_INSTRUCTIONS FOR THE TASK:_ Quote, verbatim, all material below, without pictures.

_INPUT MATERIAL:_
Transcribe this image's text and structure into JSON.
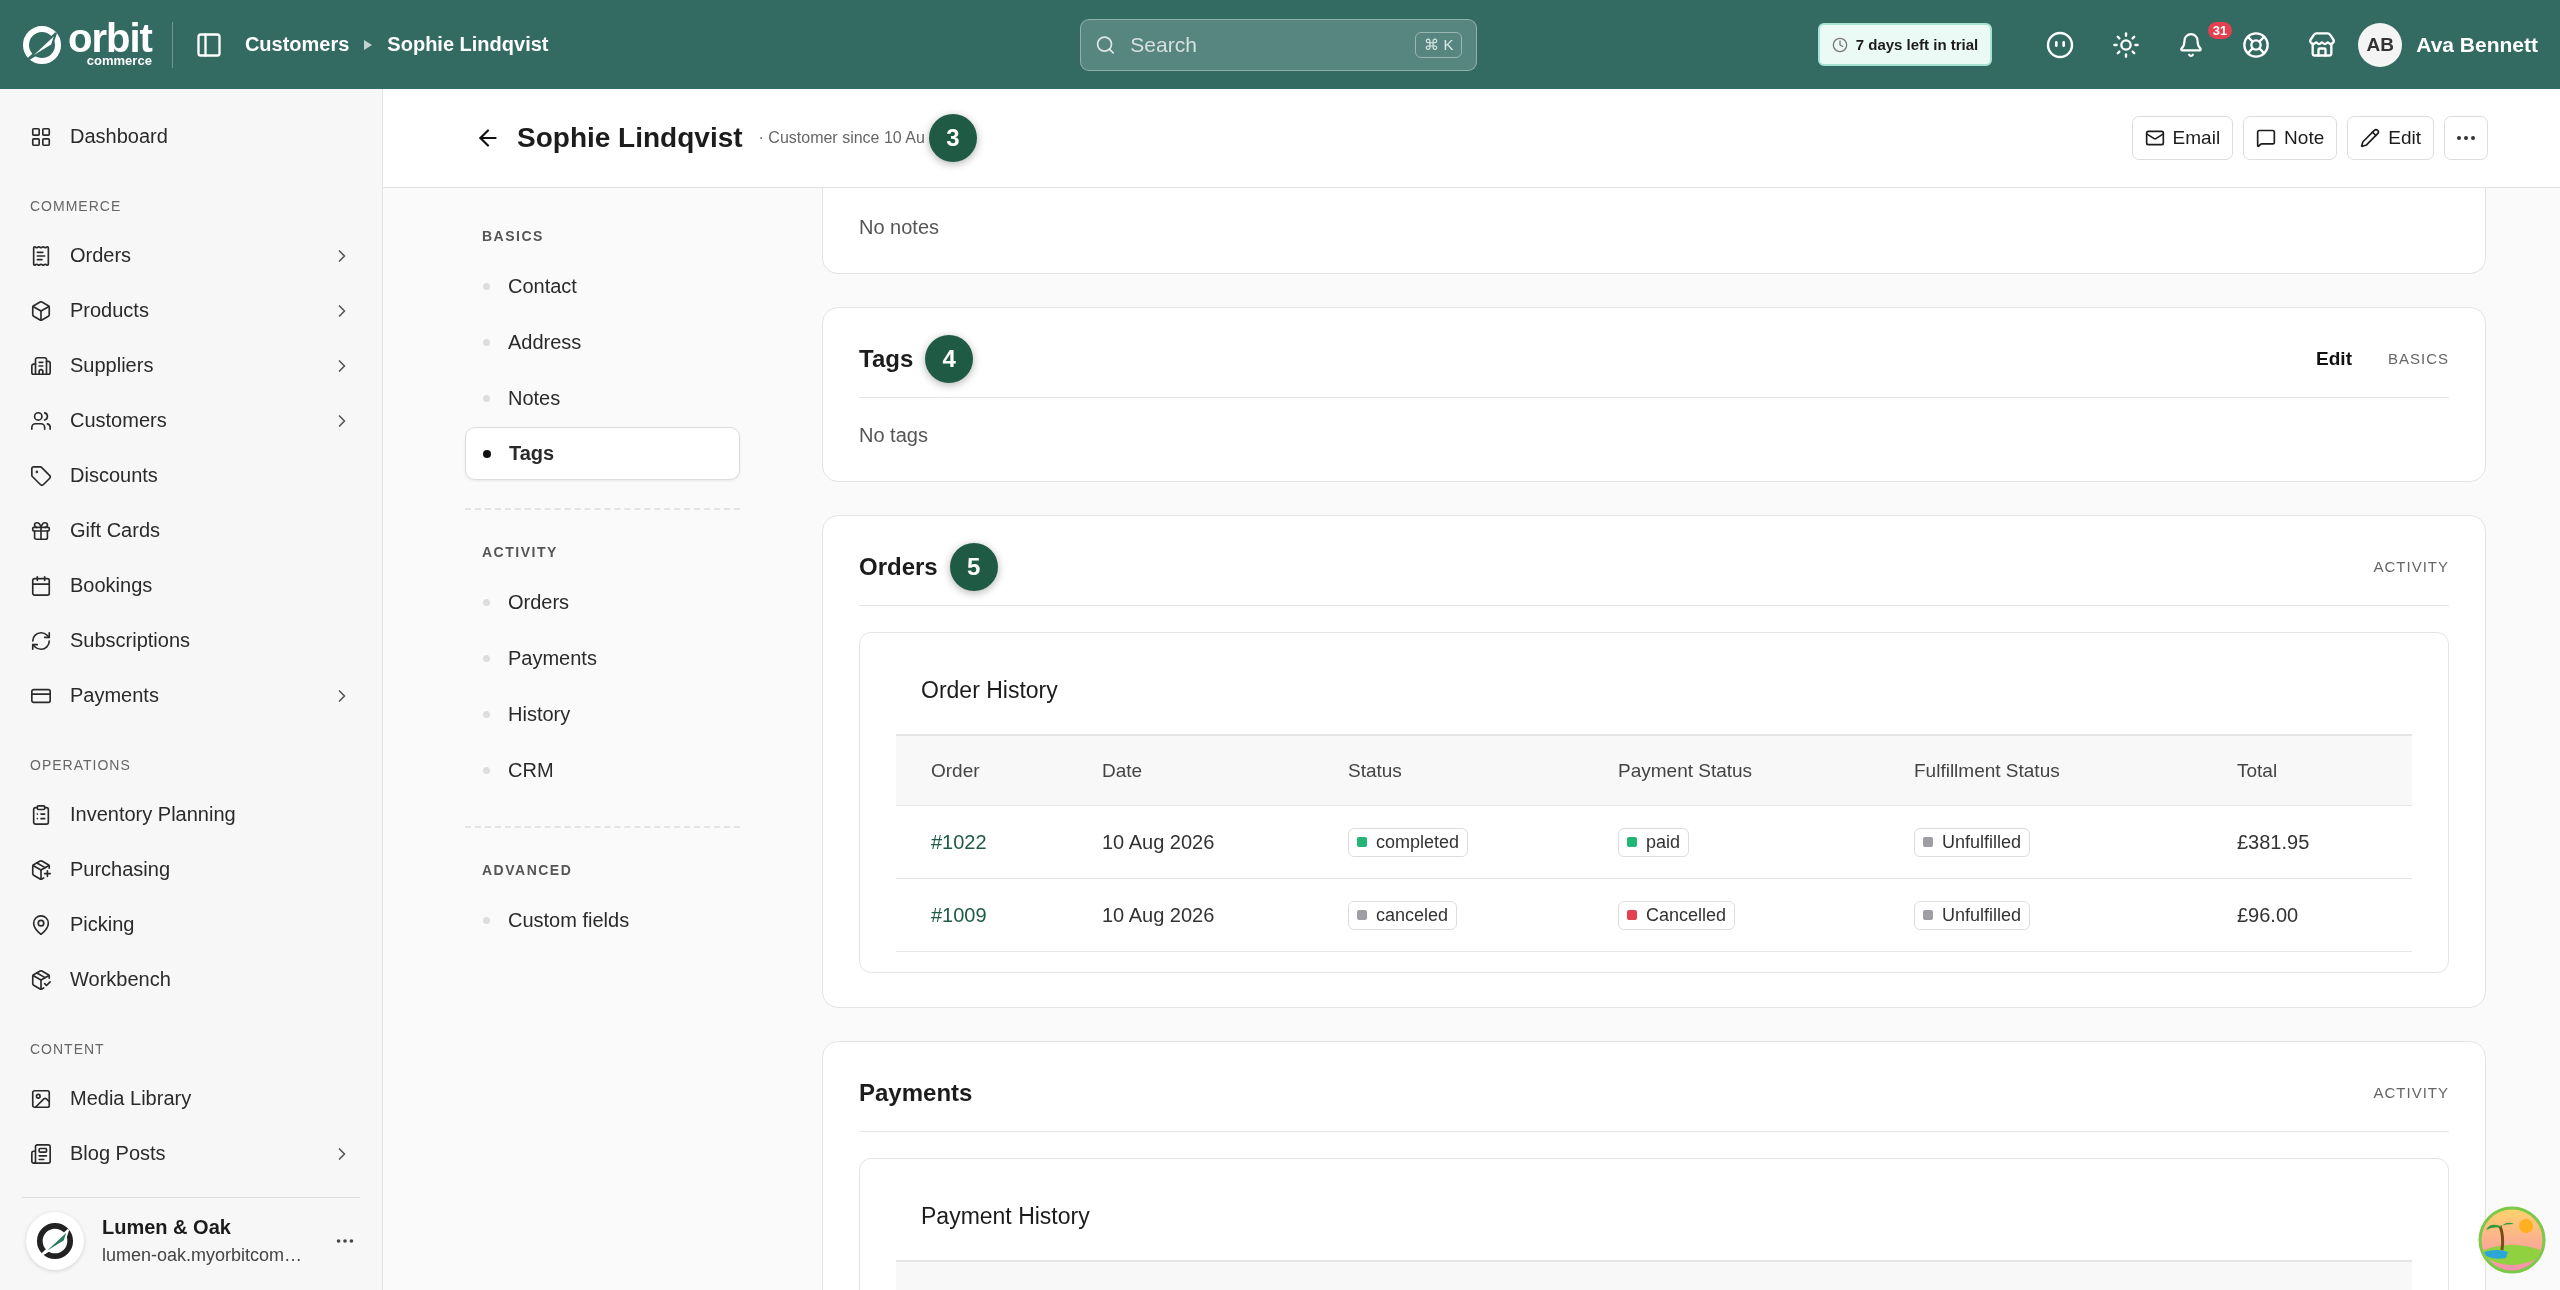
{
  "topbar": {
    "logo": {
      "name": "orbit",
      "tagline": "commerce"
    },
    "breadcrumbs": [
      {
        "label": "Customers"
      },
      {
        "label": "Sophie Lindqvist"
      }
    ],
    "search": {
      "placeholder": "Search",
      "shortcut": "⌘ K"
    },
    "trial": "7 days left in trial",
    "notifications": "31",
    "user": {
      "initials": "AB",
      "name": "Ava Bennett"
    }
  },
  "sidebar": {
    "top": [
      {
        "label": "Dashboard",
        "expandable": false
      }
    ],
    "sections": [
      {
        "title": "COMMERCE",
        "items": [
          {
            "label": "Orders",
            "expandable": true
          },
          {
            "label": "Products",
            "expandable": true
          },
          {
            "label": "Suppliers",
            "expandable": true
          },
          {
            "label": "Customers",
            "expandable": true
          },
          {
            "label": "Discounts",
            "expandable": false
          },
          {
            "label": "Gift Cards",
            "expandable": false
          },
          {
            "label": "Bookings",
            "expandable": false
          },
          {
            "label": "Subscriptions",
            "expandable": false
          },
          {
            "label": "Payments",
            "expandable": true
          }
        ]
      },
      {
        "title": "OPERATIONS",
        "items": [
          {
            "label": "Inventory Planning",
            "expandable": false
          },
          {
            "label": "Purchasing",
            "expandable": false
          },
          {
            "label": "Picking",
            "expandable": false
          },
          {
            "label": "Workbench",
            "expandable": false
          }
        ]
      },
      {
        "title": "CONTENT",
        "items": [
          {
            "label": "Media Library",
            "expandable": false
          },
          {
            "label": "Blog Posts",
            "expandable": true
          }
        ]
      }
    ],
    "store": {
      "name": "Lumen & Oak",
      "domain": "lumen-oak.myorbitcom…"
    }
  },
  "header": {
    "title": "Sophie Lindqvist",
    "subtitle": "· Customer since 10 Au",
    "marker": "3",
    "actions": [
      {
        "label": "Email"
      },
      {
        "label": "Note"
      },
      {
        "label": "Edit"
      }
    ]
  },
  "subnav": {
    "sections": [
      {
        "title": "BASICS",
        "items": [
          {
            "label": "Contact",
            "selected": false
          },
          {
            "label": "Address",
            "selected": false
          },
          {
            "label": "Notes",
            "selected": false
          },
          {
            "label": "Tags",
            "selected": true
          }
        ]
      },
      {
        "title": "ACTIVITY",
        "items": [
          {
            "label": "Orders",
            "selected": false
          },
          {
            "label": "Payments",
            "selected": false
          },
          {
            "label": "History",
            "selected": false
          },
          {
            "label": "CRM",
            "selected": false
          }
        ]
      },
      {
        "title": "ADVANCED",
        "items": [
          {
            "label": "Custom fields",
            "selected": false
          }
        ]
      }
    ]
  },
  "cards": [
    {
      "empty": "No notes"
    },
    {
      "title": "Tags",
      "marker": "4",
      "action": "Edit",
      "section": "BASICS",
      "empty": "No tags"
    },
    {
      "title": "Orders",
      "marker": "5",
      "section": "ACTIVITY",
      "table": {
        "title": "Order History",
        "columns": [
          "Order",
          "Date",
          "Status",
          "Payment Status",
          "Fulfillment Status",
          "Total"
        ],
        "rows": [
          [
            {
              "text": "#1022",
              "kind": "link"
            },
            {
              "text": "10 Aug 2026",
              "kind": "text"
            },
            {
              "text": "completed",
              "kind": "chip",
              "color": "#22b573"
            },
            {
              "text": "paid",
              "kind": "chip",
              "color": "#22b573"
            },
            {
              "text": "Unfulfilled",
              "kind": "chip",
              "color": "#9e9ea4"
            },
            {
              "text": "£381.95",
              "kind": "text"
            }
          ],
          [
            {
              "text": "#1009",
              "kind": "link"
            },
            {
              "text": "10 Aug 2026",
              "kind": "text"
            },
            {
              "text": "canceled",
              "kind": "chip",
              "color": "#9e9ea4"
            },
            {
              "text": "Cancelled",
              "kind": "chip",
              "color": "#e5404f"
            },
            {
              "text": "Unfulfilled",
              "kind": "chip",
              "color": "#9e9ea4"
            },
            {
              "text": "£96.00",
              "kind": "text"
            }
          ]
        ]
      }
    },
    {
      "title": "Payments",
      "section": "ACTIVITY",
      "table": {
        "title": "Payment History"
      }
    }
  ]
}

_RESPONSE:_
Transcribe this image's text and structure into JSON.
{
  "topbar": {
    "logo": {
      "name": "orbit",
      "tagline": "commerce"
    },
    "breadcrumbs": [
      {
        "label": "Customers"
      },
      {
        "label": "Sophie Lindqvist"
      }
    ],
    "search": {
      "placeholder": "Search",
      "shortcut": "⌘ K"
    },
    "trial": "7 days left in trial",
    "notifications": "31",
    "user": {
      "initials": "AB",
      "name": "Ava Bennett"
    }
  },
  "sidebar": {
    "top": [
      {
        "label": "Dashboard",
        "expandable": false
      }
    ],
    "sections": [
      {
        "title": "COMMERCE",
        "items": [
          {
            "label": "Orders",
            "expandable": true
          },
          {
            "label": "Products",
            "expandable": true
          },
          {
            "label": "Suppliers",
            "expandable": true
          },
          {
            "label": "Customers",
            "expandable": true
          },
          {
            "label": "Discounts",
            "expandable": false
          },
          {
            "label": "Gift Cards",
            "expandable": false
          },
          {
            "label": "Bookings",
            "expandable": false
          },
          {
            "label": "Subscriptions",
            "expandable": false
          },
          {
            "label": "Payments",
            "expandable": true
          }
        ]
      },
      {
        "title": "OPERATIONS",
        "items": [
          {
            "label": "Inventory Planning",
            "expandable": false
          },
          {
            "label": "Purchasing",
            "expandable": false
          },
          {
            "label": "Picking",
            "expandable": false
          },
          {
            "label": "Workbench",
            "expandable": false
          }
        ]
      },
      {
        "title": "CONTENT",
        "items": [
          {
            "label": "Media Library",
            "expandable": false
          },
          {
            "label": "Blog Posts",
            "expandable": true
          }
        ]
      }
    ],
    "store": {
      "name": "Lumen & Oak",
      "domain": "lumen-oak.myorbitcom…"
    }
  },
  "header": {
    "title": "Sophie Lindqvist",
    "subtitle": "· Customer since 10 Au",
    "marker": "3",
    "actions": [
      {
        "label": "Email"
      },
      {
        "label": "Note"
      },
      {
        "label": "Edit"
      }
    ]
  },
  "subnav": {
    "sections": [
      {
        "title": "BASICS",
        "items": [
          {
            "label": "Contact",
            "selected": false
          },
          {
            "label": "Address",
            "selected": false
          },
          {
            "label": "Notes",
            "selected": false
          },
          {
            "label": "Tags",
            "selected": true
          }
        ]
      },
      {
        "title": "ACTIVITY",
        "items": [
          {
            "label": "Orders",
            "selected": false
          },
          {
            "label": "Payments",
            "selected": false
          },
          {
            "label": "History",
            "selected": false
          },
          {
            "label": "CRM",
            "selected": false
          }
        ]
      },
      {
        "title": "ADVANCED",
        "items": [
          {
            "label": "Custom fields",
            "selected": false
          }
        ]
      }
    ]
  },
  "cards": [
    {
      "empty": "No notes"
    },
    {
      "title": "Tags",
      "marker": "4",
      "action": "Edit",
      "section": "BASICS",
      "empty": "No tags"
    },
    {
      "title": "Orders",
      "marker": "5",
      "section": "ACTIVITY",
      "table": {
        "title": "Order History",
        "columns": [
          "Order",
          "Date",
          "Status",
          "Payment Status",
          "Fulfillment Status",
          "Total"
        ],
        "rows": [
          [
            {
              "text": "#1022",
              "kind": "link"
            },
            {
              "text": "10 Aug 2026",
              "kind": "text"
            },
            {
              "text": "completed",
              "kind": "chip",
              "color": "#22b573"
            },
            {
              "text": "paid",
              "kind": "chip",
              "color": "#22b573"
            },
            {
              "text": "Unfulfilled",
              "kind": "chip",
              "color": "#9e9ea4"
            },
            {
              "text": "£381.95",
              "kind": "text"
            }
          ],
          [
            {
              "text": "#1009",
              "kind": "link"
            },
            {
              "text": "10 Aug 2026",
              "kind": "text"
            },
            {
              "text": "canceled",
              "kind": "chip",
              "color": "#9e9ea4"
            },
            {
              "text": "Cancelled",
              "kind": "chip",
              "color": "#e5404f"
            },
            {
              "text": "Unfulfilled",
              "kind": "chip",
              "color": "#9e9ea4"
            },
            {
              "text": "£96.00",
              "kind": "text"
            }
          ]
        ]
      }
    },
    {
      "title": "Payments",
      "section": "ACTIVITY",
      "table": {
        "title": "Payment History"
      }
    }
  ]
}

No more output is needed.